======== Source records

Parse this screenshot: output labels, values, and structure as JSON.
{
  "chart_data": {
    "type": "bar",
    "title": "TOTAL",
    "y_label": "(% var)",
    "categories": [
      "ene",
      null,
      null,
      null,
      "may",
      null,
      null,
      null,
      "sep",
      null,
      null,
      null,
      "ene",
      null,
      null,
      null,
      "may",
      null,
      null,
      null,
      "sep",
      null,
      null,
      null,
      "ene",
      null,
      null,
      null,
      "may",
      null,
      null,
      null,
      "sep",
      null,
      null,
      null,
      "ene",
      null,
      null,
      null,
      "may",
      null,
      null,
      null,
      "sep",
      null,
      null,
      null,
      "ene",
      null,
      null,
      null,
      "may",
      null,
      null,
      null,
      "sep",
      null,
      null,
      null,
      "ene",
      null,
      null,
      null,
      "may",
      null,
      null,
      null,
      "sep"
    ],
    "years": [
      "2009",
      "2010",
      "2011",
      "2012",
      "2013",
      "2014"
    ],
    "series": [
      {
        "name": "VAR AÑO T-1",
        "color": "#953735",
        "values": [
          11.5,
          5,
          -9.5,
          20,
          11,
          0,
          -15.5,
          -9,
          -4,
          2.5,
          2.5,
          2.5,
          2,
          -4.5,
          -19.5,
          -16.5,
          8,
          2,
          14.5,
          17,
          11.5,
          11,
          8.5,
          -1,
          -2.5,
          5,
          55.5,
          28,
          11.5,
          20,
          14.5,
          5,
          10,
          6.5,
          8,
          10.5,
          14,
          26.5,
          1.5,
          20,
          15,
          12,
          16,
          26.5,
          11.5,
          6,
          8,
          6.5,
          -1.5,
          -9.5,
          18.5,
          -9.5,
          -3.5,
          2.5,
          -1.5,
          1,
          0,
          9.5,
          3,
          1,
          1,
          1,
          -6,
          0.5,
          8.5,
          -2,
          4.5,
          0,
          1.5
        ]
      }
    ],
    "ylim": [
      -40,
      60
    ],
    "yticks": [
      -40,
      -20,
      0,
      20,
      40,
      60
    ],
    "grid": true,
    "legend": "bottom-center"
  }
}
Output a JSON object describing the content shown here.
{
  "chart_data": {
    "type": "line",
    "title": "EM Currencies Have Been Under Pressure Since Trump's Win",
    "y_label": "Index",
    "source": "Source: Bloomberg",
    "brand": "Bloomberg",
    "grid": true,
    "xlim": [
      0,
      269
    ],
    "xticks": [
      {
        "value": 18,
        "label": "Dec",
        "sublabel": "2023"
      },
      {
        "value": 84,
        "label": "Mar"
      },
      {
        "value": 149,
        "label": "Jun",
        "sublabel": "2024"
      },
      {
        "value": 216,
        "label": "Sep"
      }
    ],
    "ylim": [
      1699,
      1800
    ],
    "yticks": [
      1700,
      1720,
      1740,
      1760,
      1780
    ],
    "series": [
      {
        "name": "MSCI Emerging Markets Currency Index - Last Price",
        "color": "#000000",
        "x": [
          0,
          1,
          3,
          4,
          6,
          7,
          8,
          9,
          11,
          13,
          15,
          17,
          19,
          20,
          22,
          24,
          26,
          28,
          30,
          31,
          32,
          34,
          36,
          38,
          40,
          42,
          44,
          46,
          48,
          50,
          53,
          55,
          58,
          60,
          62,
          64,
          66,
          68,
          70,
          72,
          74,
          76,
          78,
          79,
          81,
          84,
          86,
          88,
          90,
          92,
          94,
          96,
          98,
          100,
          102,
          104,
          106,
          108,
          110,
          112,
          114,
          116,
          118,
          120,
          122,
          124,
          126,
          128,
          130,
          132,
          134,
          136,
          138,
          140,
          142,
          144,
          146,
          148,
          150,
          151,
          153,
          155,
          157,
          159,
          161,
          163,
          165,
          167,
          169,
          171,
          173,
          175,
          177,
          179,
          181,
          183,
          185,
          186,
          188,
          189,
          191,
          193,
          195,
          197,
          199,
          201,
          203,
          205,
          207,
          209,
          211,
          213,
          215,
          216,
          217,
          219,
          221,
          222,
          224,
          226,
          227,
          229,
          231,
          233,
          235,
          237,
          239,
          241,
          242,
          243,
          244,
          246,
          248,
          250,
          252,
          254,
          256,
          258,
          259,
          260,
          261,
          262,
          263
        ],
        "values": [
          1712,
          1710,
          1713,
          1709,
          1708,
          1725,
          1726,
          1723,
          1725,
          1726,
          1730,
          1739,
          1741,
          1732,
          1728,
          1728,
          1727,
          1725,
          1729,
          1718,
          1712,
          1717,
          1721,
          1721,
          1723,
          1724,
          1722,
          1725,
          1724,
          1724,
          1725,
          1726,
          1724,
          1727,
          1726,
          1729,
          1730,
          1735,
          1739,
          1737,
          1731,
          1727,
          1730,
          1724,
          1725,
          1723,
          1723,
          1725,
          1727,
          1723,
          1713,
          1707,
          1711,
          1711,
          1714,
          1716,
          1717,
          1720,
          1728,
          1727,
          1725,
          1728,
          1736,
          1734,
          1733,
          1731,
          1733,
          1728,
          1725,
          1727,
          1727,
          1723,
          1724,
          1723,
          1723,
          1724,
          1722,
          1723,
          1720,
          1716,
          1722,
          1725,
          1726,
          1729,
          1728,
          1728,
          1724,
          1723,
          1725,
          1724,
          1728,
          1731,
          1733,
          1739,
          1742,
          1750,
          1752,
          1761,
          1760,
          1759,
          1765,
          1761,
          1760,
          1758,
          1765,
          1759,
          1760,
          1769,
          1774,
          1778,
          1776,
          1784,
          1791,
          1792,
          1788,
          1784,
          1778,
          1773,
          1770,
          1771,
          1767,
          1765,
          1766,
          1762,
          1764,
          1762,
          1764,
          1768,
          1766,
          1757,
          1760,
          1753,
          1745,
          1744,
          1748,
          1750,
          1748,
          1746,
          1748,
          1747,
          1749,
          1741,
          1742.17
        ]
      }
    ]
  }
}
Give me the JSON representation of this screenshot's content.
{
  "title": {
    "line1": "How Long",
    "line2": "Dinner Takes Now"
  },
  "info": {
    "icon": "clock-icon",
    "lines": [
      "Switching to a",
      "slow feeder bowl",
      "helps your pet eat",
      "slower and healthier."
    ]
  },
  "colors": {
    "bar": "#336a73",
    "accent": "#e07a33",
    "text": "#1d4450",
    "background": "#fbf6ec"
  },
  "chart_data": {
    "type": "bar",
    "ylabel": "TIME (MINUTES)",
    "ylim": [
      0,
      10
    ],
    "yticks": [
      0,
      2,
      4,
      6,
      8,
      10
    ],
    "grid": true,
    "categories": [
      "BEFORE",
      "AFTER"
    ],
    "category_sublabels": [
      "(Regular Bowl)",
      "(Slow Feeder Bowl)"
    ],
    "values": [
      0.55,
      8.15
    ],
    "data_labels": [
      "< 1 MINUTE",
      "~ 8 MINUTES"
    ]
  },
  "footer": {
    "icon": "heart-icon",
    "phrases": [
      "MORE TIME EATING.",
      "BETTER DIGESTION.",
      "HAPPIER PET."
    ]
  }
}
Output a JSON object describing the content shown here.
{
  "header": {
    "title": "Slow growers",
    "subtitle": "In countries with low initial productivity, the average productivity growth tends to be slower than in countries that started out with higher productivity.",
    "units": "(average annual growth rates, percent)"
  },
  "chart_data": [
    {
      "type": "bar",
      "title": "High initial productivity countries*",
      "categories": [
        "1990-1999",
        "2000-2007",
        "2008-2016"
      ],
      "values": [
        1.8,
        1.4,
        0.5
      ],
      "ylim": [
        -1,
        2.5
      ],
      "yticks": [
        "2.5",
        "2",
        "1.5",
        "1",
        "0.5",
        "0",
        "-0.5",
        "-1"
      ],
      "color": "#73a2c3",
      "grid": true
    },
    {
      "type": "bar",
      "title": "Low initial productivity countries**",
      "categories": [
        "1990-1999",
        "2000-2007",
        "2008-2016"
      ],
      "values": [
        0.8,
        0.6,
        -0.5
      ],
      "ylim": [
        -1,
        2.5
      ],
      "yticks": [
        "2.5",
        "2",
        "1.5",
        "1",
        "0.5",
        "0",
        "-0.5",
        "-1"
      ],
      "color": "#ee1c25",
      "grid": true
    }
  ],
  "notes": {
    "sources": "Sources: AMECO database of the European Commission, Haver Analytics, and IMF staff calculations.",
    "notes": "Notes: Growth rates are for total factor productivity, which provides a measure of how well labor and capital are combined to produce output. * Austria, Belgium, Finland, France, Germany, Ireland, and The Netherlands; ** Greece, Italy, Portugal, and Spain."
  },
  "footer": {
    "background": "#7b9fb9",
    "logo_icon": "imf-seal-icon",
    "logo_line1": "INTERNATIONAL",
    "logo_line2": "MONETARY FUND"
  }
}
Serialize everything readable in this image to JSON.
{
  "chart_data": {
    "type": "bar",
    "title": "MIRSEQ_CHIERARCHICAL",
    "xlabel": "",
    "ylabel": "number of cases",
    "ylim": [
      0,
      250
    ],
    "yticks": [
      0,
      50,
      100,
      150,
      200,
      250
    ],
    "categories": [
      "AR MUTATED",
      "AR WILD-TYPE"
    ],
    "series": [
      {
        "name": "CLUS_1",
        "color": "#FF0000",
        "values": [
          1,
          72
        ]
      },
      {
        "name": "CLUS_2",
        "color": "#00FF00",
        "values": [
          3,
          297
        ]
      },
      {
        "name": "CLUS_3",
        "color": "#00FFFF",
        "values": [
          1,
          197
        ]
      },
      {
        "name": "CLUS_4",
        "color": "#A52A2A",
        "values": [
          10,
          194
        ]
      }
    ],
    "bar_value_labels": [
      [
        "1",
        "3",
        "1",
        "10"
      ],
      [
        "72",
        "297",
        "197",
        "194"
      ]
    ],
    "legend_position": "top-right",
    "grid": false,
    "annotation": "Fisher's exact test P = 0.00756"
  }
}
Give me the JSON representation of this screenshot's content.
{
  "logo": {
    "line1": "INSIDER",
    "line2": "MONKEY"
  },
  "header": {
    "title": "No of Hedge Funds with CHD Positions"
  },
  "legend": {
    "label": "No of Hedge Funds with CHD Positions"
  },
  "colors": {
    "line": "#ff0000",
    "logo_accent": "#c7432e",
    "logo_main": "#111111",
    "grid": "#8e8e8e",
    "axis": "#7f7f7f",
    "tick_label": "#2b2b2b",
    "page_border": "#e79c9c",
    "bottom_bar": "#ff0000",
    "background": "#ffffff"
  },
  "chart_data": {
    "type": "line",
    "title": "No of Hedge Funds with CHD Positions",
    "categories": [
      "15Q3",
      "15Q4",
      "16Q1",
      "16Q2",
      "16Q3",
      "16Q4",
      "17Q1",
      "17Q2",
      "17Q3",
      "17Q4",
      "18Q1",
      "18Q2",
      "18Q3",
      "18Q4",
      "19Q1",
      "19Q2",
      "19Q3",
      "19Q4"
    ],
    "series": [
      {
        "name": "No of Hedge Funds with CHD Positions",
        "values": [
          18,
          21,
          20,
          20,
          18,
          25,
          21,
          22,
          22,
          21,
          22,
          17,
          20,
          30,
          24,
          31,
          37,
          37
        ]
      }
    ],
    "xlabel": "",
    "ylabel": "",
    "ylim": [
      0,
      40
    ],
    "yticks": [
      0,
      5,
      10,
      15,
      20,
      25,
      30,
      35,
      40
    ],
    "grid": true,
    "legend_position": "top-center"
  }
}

================

Your objective — Identify the lines above that contain the word "productivity", then copy them.

Expected output —
    "subtitle": "In countries with low initial productivity, the average productivity growth tends to be slower than in countries that started out with higher productivity.",
      "title": "High initial productivity countries*",
      "title": "Low initial productivity countries**",
    "notes": "Notes: Growth rates are for total factor productivity, which provides a measure of how well labor and capital are combined to produce output. * Austria, Belgium, Finland, France, Germany, Ireland, and The Netherlands; ** Greece, Italy, Portugal, and Spain."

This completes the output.